■ **What to work on**:
Quote the records beneath, complete and exact. Leave out images.

BEGIN Information supplied

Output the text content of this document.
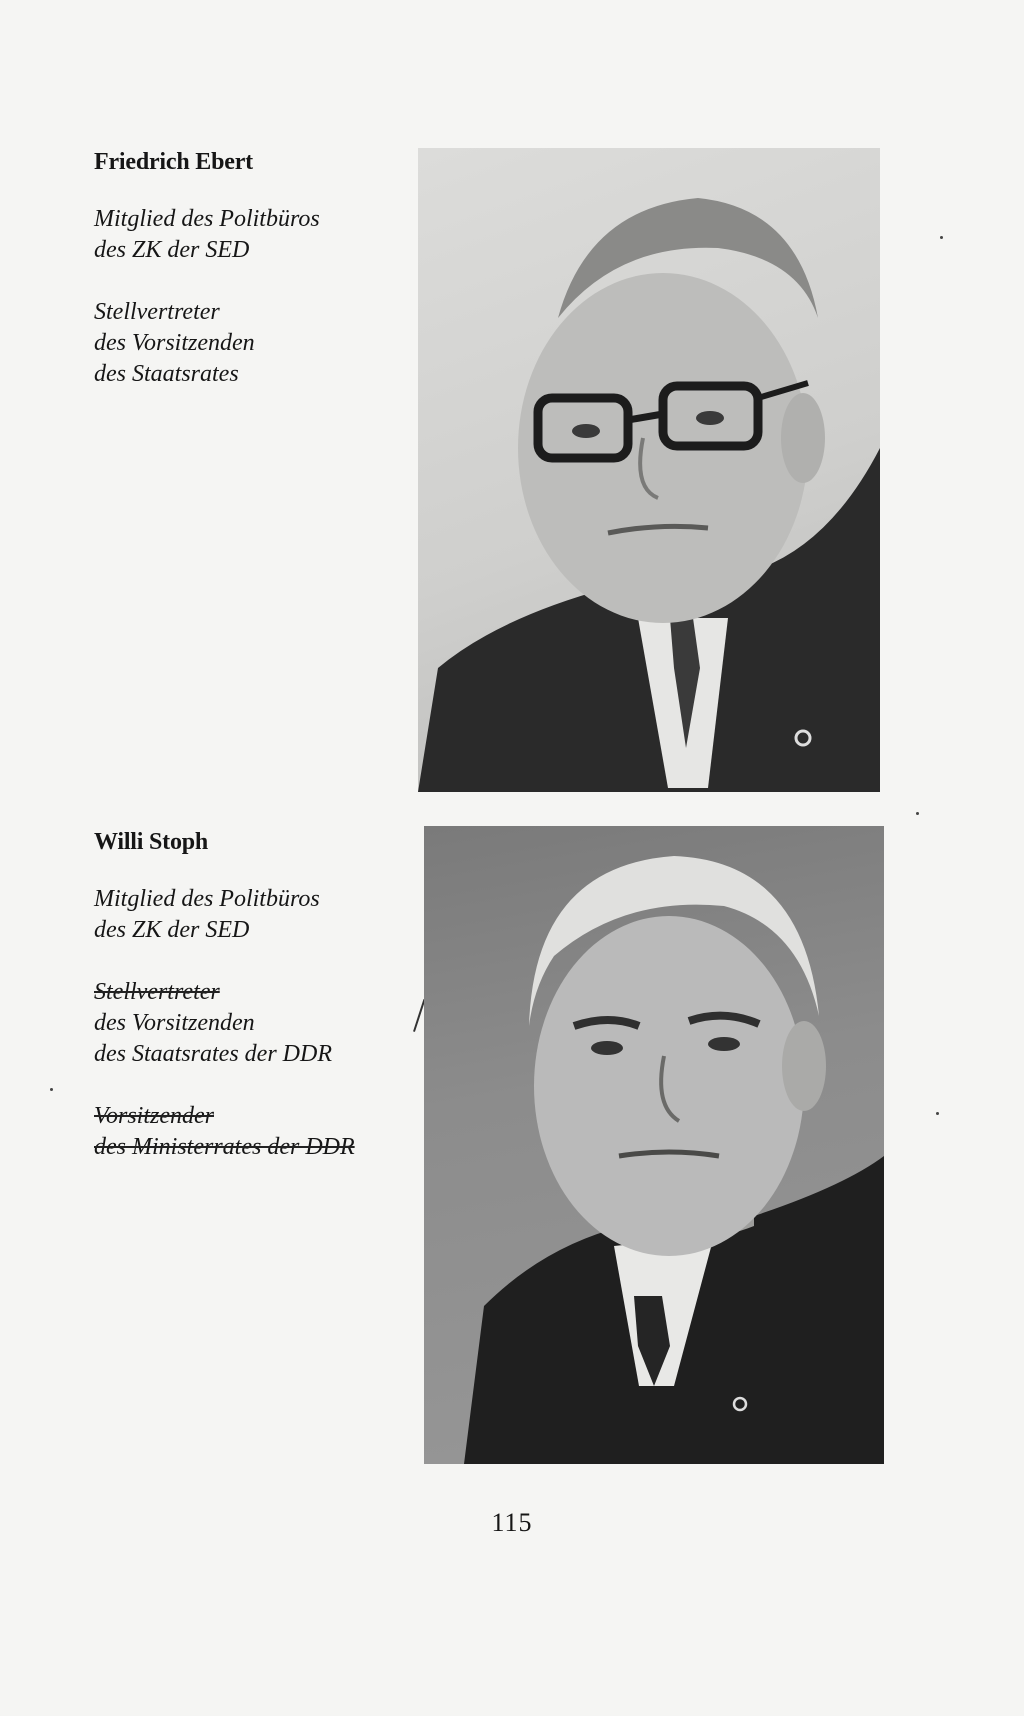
Friedrich Ebert
Mitglied des Politbüros
des ZK der SED
Stellvertreter
des Vorsitzenden
des Staatsrates
Willi Stoph
Mitglied des Politbüros
des ZK der SED
Stellvertreter
des Vorsitzenden
des Staatsrates der DDR
Vorsitzender
des Ministerrates der DDR
115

END Information supplied

■ **Response below**:
Output the text content of this document.
Friedrich Ebert
Mitglied des Politbüros
des ZK der SED
Stellvertreter
des Vorsitzenden
des Staatsrates
Willi Stoph
Mitglied des Politbüros
des ZK der SED
Stellvertreter
des Vorsitzenden
des Staatsrates der DDR
Vorsitzender
des Ministerrates der DDR
115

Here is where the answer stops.